[DOCUMENT SEGMENT]
'''

The Shasta and Scott Rivers are major Klamath River tributaries. The National Academy of Sciences has identified the Shasta and Scott River Basins as the places where Coho Salmon must be restored in order to prevent extinction of Klamath River Coho. Currently, wild Coho in the Klamath-Trinity system are at high risk of extinction with only one year in every three producing a spawning population large enough to maintain genetic diversity - one of the keys to salmon survival.


Plaintiffs in the lawsuit filed today include environmental and fishing groups and one federally recognized Indian Tribe - The Quartz Valley Indian Reservation (QVIR) - which is located in a portion of the Scott River Valley. The QVIR was illegally terminated in the 1960s via a fraudulent federal election but was reinstated as a federal tribe in 1980 as a result of a lawsuit brought by California Indian Legal Services.


Elders of the QVIR now passed on told of how the land was stolen by whites during the period of termination. When the Tribe was terminated by the federal government, reservation lands became the private property of the individual Indians living on the reservation. Many of the older folks were not literate. When they got sick they were taken to the hospital which at that time was owned by Siskiyou County. They were treated and taken home. Then the bill arrived.

Many of these elders could not read the hospital bills; they were not part of the cash economy and had no idea they were at risk for non-payment. Siskiyou County , however, foreclosed on the property for non-payment and white ranchers bought the prime agricultural land at auction. Other QVIR Indians lost the land through non-payment of taxes.


This scenario was not unique to the Scott River Valley. Across America the Eisenhower Administration terminated tribes and whites subsequently gained control of the land. Many of the terminations were later overturned in court but the land remained in the hands of whites. That is why the majority of land on most Indian Reservations today is owned by non-Indians.

'''

[PROVIDED INFORMATION]
'''

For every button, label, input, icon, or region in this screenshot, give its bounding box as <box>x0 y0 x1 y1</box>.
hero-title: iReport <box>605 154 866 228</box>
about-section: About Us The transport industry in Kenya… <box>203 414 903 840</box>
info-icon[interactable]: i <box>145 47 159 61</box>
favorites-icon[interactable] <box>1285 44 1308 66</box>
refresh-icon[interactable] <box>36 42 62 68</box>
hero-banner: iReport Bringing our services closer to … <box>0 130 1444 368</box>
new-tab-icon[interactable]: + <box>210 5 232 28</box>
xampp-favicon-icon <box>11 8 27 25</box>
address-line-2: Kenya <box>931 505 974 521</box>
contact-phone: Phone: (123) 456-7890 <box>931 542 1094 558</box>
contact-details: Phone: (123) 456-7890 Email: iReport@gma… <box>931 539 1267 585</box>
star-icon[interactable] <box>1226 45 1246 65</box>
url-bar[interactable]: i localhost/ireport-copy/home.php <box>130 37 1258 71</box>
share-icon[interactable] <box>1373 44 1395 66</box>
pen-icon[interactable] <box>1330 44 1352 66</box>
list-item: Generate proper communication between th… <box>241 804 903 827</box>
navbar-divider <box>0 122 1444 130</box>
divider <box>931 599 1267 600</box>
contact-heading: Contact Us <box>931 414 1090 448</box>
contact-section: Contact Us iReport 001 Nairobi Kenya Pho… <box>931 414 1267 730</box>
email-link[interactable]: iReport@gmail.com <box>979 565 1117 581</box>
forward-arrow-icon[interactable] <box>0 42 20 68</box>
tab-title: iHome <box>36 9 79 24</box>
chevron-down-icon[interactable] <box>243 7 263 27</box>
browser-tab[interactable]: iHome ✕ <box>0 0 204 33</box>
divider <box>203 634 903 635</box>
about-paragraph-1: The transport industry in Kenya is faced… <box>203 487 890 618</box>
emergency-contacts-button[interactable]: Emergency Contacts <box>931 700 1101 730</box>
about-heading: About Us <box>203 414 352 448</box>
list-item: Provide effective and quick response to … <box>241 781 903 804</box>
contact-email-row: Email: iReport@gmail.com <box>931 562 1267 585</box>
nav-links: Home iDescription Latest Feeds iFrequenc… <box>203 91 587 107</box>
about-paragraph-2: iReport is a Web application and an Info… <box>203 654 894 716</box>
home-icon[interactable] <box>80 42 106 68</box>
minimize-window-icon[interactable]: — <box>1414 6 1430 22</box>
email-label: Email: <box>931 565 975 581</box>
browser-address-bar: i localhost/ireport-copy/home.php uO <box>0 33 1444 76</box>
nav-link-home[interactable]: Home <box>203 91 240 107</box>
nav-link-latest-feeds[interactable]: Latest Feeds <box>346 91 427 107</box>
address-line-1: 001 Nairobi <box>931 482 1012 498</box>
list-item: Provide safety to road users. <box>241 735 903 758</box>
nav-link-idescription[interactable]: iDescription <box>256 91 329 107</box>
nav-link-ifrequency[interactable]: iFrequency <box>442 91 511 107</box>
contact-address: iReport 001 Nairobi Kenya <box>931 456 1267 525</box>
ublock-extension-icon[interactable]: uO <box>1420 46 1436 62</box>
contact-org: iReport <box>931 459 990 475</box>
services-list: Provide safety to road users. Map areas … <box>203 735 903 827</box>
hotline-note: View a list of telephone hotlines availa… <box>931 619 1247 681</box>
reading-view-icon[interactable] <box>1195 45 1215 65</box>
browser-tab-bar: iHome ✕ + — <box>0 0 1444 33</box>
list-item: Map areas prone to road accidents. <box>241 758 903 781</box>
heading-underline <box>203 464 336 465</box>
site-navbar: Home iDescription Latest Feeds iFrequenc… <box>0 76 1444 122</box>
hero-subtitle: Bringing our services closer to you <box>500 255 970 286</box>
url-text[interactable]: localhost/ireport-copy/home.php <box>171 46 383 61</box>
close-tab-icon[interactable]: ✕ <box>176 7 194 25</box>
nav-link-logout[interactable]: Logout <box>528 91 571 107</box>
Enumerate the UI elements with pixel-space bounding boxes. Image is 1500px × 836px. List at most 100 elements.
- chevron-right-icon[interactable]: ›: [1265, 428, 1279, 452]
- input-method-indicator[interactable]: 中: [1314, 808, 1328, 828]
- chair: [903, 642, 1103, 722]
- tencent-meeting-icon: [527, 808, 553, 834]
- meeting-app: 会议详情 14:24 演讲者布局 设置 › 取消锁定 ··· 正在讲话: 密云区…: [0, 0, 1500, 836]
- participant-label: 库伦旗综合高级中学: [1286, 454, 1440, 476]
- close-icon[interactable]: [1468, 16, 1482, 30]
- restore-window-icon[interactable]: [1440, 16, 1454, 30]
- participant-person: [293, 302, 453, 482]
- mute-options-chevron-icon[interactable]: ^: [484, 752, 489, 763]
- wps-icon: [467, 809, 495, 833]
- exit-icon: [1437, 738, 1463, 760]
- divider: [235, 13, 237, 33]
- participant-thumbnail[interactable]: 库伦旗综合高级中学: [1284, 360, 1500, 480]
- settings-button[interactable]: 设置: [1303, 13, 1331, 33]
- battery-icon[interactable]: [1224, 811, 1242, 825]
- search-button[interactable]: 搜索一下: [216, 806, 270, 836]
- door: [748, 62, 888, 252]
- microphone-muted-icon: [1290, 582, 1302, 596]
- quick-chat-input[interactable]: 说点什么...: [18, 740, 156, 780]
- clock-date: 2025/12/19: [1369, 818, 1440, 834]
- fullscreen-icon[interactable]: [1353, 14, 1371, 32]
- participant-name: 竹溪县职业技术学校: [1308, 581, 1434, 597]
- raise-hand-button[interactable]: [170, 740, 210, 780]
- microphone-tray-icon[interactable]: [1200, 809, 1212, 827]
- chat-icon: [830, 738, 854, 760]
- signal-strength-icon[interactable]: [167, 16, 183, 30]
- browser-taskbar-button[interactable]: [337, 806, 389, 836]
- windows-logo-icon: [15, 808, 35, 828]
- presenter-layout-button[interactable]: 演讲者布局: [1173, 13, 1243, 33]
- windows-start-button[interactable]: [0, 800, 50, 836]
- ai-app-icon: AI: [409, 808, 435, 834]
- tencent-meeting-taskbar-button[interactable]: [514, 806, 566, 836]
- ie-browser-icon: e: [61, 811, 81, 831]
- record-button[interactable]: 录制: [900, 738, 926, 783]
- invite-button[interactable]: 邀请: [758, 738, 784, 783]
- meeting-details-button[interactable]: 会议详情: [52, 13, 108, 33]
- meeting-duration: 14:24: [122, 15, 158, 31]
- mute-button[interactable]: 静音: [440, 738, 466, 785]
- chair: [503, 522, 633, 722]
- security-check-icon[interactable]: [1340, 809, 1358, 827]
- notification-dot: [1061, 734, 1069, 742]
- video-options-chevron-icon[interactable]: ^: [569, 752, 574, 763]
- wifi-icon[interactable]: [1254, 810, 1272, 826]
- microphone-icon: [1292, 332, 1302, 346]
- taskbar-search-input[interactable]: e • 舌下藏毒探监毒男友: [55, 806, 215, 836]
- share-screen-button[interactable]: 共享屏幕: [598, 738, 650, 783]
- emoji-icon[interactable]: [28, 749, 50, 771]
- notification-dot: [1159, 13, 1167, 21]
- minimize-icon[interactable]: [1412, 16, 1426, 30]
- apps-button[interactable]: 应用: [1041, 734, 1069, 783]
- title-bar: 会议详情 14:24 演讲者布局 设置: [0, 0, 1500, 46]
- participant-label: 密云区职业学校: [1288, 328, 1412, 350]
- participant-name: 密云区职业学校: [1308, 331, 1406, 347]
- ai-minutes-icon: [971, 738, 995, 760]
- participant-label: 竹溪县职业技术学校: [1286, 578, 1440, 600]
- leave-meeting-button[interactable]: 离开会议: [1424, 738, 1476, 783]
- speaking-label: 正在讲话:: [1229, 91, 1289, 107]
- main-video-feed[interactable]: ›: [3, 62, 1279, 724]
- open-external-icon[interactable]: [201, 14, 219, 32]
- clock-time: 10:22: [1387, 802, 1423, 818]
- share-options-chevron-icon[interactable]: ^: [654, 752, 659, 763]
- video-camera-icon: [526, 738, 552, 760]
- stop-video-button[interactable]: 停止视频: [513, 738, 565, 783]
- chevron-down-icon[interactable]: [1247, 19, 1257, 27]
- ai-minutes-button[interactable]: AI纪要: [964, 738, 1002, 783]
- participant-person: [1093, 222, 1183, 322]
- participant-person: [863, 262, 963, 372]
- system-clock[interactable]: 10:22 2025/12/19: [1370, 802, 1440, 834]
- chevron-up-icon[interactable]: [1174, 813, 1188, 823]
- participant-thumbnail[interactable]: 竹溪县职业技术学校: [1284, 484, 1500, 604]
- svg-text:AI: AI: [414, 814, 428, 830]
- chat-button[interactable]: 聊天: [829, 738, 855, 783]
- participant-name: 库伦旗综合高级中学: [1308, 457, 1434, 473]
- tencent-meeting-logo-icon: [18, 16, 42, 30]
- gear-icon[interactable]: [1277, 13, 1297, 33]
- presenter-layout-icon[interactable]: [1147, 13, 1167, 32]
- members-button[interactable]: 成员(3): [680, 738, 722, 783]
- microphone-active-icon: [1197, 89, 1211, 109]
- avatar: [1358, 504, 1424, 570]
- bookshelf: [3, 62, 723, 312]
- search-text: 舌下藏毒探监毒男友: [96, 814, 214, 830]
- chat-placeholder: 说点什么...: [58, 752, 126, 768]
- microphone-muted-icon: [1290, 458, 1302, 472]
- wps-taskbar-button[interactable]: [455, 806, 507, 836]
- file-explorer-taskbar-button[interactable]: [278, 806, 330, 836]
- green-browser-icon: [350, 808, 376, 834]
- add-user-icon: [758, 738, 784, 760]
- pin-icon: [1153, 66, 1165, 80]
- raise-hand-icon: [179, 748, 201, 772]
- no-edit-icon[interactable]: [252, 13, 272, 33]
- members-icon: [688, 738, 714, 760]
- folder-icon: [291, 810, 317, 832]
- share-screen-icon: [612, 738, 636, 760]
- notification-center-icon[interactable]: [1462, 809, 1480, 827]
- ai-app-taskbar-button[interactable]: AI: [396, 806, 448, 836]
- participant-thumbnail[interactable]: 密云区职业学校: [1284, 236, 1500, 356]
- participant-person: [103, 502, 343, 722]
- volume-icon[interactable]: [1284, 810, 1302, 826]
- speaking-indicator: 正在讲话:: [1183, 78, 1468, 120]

'''

[REQUIRED ACTIONS]
1) In the text about the Shasta and Scott Rivers, when was the Quartz Valley Indian Reservation reinstated as a federal tribe?
2) Extend the text about the Shasta and Scott Rivers, picking up after its last sentence.
This material has nothing to do with the text about the Shasta and Scott Rivers.

[RESPONSES BY ITEM NUMBER]
1) It was reinstated in 1980.

2)
The Dewatered Scott River near Fort Jones in June of this year
Note full-on sprinkler irrigation in the middle ground left of the photo



Klamath Riverkeeper ~ Earthjustice ~ Environmental Protection Information Center ~ Northcoast Environmental Center ~ Sierra Club ~ Quartz Valley Indian Reservation ~ Pacific Coast Federation of Fishermen’s Associations ~ Institute for Fisheries Resources

PRESS RELEASE

October 22, 2009

Contacts:

Erica Terence, Klamath Riverkeeper, 530-627-3311, erica@klamathriver.org
Glen Spain, PCFFA, 541-689-2000, fish1ifr@aol.com
Wendy Park, Earthjustice, 510-550-6725, wpark@earthjustice.org

Coalition Challenges State’s “Licenses to Kill Salmon” on Key Klamath River Streams. Agency proposal leaves threatened coho with dry riverbeds, impaired water quality


San Francisco, CA – A coalition of tribes, conservationists, and commercial fishing groups filed suit today in San Francisco Superior Court to block a precedent-setting agency proposal to strip endangered species protections from threatened coho salmon in northern California’s Klamath River watershed. The groups, represented by Earthjustice, oppose a plan by the California Department of Fish and Game (CDFG) to issue a blanket permit for agricultural practices that kill salmon or destroy habitat in the Shasta and Scott rivers, two of the Klamath’s key salmon spawning tributaries.

“These proposed permits are essentially licenses to kill salmon,” said Erica Terence of Klamath Riverkeeper, lead plaintiff on the case. “With conditions deteriorating for fish every year on the Scott and Shasta, CDFG should be proposing programs that expand protections for fish, not destroy them as these watershed-wide permits would do.”

This summer, the Scott and Shasta garnered headlines statewide after irrigation withdrawals caused record low flows and dewatered stretches of both rivers as thousands of salmon swam upriver to spawn. While local officials blame lack of rain for this year’s record low flows, peer-reviewed science shows that steadily increasing irrigation withdrawals are largely to blame for no-flow and record low-flow conditions in these rivers.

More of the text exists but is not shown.